## What you have to do
Please copy every line below that contains the string "Demokratischen".

*** Opening Information ***

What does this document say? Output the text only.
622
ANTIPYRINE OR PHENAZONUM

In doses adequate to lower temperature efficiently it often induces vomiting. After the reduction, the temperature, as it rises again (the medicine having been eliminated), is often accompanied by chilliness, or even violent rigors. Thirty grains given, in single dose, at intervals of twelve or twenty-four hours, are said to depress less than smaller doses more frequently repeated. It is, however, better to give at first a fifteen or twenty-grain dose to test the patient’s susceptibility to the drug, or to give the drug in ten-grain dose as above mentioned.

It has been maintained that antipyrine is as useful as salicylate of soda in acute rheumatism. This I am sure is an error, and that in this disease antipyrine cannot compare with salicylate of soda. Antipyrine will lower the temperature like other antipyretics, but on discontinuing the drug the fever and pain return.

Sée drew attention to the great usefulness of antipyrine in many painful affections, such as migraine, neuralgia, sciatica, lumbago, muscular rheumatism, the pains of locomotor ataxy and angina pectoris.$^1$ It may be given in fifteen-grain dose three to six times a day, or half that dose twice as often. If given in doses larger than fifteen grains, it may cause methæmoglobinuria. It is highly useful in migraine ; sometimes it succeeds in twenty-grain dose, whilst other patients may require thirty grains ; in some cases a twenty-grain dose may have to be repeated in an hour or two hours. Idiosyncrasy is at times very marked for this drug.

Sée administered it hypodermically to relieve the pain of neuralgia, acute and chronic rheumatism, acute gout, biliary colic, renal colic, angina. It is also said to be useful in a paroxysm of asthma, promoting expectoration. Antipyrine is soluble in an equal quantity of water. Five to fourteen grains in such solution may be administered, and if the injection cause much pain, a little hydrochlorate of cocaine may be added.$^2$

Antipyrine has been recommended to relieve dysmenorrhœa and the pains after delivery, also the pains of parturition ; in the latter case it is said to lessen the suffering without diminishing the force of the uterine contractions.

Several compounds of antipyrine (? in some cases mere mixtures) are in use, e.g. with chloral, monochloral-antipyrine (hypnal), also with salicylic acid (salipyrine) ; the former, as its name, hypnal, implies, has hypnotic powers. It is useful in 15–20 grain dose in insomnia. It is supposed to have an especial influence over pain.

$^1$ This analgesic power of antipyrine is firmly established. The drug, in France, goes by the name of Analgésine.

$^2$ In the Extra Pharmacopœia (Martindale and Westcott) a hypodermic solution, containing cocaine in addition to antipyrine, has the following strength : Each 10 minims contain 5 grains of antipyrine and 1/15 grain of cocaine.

*** Closing Information ***
*** Opening Information ***

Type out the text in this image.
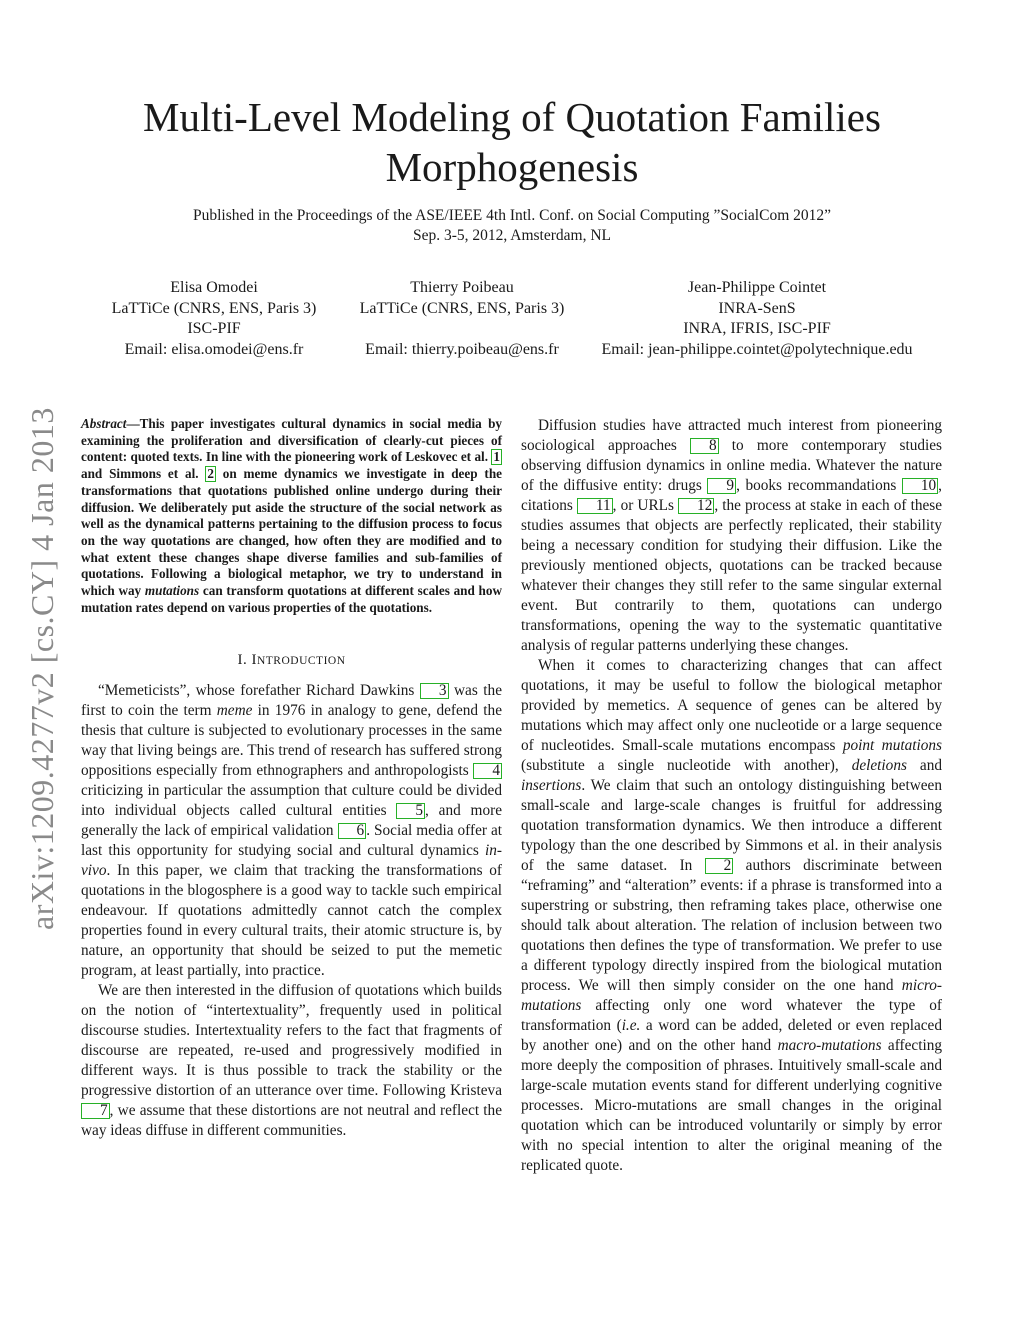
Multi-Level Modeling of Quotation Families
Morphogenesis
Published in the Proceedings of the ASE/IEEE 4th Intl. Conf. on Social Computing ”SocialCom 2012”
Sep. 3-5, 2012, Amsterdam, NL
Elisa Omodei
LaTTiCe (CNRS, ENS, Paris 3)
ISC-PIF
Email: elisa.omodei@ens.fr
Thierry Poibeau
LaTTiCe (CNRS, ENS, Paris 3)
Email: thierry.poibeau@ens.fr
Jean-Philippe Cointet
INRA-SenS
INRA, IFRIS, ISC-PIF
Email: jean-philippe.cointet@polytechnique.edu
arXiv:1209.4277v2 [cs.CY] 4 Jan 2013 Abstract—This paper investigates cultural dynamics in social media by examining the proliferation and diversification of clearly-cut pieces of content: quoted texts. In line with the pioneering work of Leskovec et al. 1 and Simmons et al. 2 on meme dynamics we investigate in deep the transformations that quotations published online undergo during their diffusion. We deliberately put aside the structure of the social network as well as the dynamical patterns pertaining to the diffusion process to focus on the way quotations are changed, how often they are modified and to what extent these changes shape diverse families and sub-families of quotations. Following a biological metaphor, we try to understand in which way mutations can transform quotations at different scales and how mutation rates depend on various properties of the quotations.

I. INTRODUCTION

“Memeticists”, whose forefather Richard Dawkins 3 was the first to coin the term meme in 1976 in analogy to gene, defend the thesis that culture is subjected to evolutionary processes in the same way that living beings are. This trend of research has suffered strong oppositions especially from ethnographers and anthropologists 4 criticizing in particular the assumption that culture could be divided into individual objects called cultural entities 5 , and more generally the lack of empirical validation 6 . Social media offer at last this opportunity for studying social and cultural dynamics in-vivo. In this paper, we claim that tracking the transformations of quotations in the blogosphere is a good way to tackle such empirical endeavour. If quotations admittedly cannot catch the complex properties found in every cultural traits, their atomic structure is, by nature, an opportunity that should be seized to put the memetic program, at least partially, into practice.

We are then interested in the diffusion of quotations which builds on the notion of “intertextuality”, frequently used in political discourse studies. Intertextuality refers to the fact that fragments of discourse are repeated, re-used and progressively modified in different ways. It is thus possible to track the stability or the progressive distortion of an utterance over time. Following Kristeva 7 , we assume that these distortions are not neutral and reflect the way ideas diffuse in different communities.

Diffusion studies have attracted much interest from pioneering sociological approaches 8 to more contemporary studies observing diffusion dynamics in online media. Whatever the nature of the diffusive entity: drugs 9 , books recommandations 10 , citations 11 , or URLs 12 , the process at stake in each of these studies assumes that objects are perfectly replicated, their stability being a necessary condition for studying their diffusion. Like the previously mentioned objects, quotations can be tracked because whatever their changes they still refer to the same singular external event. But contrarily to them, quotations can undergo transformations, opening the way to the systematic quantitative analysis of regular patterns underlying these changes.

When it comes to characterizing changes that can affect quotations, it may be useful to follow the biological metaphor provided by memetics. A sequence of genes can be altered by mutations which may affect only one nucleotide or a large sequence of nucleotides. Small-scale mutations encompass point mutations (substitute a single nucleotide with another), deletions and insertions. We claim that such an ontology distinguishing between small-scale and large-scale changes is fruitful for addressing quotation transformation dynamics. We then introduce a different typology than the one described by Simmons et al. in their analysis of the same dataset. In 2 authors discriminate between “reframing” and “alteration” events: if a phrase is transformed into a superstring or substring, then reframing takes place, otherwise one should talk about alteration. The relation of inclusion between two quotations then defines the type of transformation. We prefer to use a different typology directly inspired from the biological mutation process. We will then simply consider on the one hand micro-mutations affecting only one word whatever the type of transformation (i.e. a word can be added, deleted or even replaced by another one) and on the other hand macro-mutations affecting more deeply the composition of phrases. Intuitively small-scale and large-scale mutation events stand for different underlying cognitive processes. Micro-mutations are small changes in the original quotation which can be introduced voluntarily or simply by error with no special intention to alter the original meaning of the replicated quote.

*** Closing Information ***
*** Opening Information ***

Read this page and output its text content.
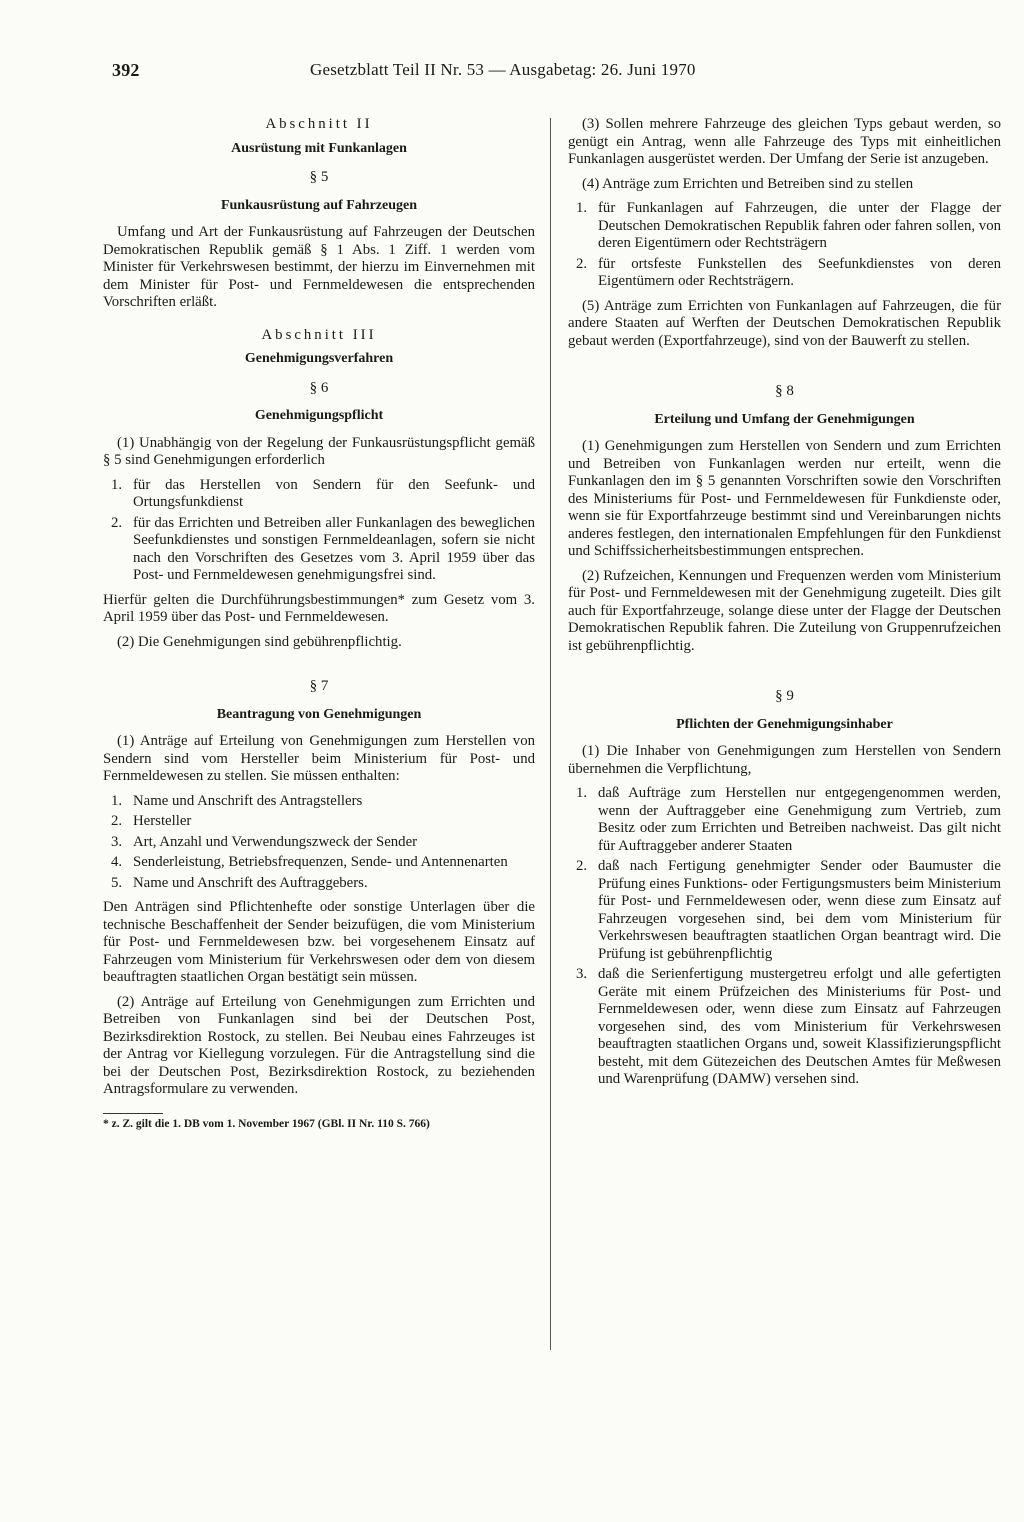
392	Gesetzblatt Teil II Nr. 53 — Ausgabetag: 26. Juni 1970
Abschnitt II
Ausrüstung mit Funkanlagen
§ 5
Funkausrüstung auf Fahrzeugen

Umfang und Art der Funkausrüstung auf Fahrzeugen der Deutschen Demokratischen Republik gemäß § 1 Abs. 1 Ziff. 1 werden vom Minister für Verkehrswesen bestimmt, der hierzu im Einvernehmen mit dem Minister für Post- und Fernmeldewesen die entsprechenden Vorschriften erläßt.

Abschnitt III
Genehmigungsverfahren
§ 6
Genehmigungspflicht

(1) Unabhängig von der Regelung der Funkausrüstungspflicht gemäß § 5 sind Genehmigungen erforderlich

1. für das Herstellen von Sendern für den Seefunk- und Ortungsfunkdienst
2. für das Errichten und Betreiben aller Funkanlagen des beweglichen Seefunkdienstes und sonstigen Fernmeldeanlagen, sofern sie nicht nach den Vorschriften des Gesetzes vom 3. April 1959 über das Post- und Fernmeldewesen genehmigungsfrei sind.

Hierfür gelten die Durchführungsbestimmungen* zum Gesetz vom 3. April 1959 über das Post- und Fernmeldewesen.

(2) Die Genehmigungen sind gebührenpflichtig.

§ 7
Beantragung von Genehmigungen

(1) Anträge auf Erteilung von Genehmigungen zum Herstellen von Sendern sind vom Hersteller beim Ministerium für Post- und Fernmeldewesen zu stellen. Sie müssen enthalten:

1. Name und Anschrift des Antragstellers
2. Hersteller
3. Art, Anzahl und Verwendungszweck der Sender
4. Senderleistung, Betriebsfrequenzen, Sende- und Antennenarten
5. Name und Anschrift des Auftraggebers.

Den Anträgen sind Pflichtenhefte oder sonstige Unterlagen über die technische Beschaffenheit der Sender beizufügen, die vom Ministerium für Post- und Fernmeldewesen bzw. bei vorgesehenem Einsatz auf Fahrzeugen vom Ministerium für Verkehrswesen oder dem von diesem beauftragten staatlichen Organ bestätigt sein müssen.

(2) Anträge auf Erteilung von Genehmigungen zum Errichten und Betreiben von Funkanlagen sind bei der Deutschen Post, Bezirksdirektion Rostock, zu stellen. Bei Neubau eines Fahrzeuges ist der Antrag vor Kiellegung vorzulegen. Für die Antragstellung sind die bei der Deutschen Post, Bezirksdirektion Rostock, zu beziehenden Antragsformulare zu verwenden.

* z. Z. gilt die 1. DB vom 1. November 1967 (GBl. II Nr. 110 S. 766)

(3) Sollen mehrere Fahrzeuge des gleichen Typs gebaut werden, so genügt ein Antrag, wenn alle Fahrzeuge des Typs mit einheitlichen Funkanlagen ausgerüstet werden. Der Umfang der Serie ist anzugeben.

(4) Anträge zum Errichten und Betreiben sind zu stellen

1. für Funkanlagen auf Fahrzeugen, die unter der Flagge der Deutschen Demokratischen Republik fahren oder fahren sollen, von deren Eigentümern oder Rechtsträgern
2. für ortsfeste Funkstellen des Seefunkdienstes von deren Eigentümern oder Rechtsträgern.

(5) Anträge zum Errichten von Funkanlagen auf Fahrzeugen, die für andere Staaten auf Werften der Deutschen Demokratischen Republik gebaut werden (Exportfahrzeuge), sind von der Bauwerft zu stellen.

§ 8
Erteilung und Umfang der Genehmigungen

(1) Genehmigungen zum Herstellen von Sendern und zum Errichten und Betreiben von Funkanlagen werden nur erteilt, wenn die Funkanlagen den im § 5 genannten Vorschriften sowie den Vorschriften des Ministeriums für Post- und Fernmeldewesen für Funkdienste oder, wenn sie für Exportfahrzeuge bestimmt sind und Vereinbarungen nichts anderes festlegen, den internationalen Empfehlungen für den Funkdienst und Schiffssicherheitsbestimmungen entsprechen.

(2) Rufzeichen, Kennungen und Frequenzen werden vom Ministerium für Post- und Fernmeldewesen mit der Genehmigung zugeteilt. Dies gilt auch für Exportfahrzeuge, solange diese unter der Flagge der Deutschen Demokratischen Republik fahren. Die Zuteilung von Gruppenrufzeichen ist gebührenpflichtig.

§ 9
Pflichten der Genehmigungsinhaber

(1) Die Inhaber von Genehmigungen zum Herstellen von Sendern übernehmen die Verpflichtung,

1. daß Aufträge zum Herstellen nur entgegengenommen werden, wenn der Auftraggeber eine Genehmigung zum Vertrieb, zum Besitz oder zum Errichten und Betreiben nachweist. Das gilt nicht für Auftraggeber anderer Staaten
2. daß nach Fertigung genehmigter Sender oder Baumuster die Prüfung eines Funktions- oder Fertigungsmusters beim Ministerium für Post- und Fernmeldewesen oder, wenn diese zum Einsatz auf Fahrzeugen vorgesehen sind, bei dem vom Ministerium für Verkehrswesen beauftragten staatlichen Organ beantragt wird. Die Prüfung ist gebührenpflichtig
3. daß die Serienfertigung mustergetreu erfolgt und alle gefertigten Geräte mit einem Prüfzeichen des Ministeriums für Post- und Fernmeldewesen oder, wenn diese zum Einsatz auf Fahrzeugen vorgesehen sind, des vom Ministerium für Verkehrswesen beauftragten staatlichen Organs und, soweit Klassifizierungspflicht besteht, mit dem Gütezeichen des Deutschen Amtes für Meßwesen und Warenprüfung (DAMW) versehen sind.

*** Closing Information ***

## Solved exercise
Umfang und Art der Funkausrüstung auf Fahrzeugen der Deutschen Demokratischen Republik gemäß § 1 Abs. 1 Ziff. 1 werden vom Minister für Verkehrswesen bestimmt, der hierzu im Einvernehmen mit dem Minister für Post- und Fernmeldewesen die entsprechenden Vorschriften erläßt.
1. für Funkanlagen auf Fahrzeugen, die unter der Flagge der Deutschen Demokratischen Republik fahren oder fahren sollen, von deren Eigentümern oder Rechtsträgern
(5) Anträge zum Errichten von Funkanlagen auf Fahrzeugen, die für andere Staaten auf Werften der Deutschen Demokratischen Republik gebaut werden (Exportfahrzeuge), sind von der Bauwerft zu stellen.
(2) Rufzeichen, Kennungen und Frequenzen werden vom Ministerium für Post- und Fernmeldewesen mit der Genehmigung zugeteilt. Dies gilt auch für Exportfahrzeuge, solange diese unter der Flagge der Deutschen Demokratischen Republik fahren. Die Zuteilung von Gruppenrufzeichen ist gebührenpflichtig.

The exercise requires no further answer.